## Start EXERCISE MATERIAL

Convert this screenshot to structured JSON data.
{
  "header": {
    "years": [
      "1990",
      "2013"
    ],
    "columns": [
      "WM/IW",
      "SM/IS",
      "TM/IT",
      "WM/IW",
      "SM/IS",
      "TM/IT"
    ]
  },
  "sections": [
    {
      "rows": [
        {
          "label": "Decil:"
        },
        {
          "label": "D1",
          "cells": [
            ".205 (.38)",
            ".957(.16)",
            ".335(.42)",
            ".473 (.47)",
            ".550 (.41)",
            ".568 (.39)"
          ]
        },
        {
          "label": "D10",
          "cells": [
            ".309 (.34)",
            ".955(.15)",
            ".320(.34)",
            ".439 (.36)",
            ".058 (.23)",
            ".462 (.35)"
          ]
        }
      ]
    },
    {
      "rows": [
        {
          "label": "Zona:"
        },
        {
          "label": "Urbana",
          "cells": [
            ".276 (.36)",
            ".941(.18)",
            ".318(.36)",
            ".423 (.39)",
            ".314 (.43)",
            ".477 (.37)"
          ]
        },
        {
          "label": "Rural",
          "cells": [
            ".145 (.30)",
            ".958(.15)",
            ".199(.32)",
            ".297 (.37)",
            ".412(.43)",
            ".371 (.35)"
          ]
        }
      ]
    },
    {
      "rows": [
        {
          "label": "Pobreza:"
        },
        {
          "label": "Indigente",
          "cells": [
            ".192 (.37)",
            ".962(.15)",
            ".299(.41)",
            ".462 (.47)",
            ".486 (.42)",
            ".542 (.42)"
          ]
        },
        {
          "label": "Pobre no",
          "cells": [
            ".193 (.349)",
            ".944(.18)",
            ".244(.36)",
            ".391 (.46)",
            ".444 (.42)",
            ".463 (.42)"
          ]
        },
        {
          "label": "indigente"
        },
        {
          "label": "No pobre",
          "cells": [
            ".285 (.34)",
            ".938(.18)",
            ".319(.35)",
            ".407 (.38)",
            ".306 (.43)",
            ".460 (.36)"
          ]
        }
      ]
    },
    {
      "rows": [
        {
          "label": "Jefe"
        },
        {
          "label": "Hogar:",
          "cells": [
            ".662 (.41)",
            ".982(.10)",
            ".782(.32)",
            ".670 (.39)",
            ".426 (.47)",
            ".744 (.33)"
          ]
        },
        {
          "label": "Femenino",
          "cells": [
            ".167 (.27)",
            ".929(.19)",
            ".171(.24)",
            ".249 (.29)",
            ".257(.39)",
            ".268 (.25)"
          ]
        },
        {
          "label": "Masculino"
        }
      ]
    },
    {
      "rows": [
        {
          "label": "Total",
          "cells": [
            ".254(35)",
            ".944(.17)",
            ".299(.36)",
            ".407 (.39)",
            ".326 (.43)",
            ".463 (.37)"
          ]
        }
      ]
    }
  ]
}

## End EXERCISE MATERIAL

§ **YOUR OBJECTIVE**:
Repeat the entries above exactly, leaving nothing out.

§ **ANSWER TO THIS EXERCISE**:
Convert this screenshot to structured JSON data.
{
  "header": {
    "years": [
      "1990",
      "2013"
    ],
    "columns": [
      "WM/IW",
      "SM/IS",
      "TM/IT",
      "WM/IW",
      "SM/IS",
      "TM/IT"
    ]
  },
  "sections": [
    {
      "rows": [
        {
          "label": "Decil:"
        },
        {
          "label": "D1",
          "cells": [
            ".205 (.38)",
            ".957(.16)",
            ".335(.42)",
            ".473 (.47)",
            ".550 (.41)",
            ".568 (.39)"
          ]
        },
        {
          "label": "D10",
          "cells": [
            ".309 (.34)",
            ".955(.15)",
            ".320(.34)",
            ".439 (.36)",
            ".058 (.23)",
            ".462 (.35)"
          ]
        }
      ]
    },
    {
      "rows": [
        {
          "label": "Zona:"
        },
        {
          "label": "Urbana",
          "cells": [
            ".276 (.36)",
            ".941(.18)",
            ".318(.36)",
            ".423 (.39)",
            ".314 (.43)",
            ".477 (.37)"
          ]
        },
        {
          "label": "Rural",
          "cells": [
            ".145 (.30)",
            ".958(.15)",
            ".199(.32)",
            ".297 (.37)",
            ".412(.43)",
            ".371 (.35)"
          ]
        }
      ]
    },
    {
      "rows": [
        {
          "label": "Pobreza:"
        },
        {
          "label": "Indigente",
          "cells": [
            ".192 (.37)",
            ".962(.15)",
            ".299(.41)",
            ".462 (.47)",
            ".486 (.42)",
            ".542 (.42)"
          ]
        },
        {
          "label": "Pobre no",
          "cells": [
            ".193 (.349)",
            ".944(.18)",
            ".244(.36)",
            ".391 (.46)",
            ".444 (.42)",
            ".463 (.42)"
          ]
        },
        {
          "label": "indigente"
        },
        {
          "label": "No pobre",
          "cells": [
            ".285 (.34)",
            ".938(.18)",
            ".319(.35)",
            ".407 (.38)",
            ".306 (.43)",
            ".460 (.36)"
          ]
        }
      ]
    },
    {
      "rows": [
        {
          "label": "Jefe"
        },
        {
          "label": "Hogar:",
          "cells": [
            ".662 (.41)",
            ".982(.10)",
            ".782(.32)",
            ".670 (.39)",
            ".426 (.47)",
            ".744 (.33)"
          ]
        },
        {
          "label": "Femenino",
          "cells": [
            ".167 (.27)",
            ".929(.19)",
            ".171(.24)",
            ".249 (.29)",
            ".257(.39)",
            ".268 (.25)"
          ]
        },
        {
          "label": "Masculino"
        }
      ]
    },
    {
      "rows": [
        {
          "label": "Total",
          "cells": [
            ".254(35)",
            ".944(.17)",
            ".299(.36)",
            ".407 (.39)",
            ".326 (.43)",
            ".463 (.37)"
          ]
        }
      ]
    }
  ]
}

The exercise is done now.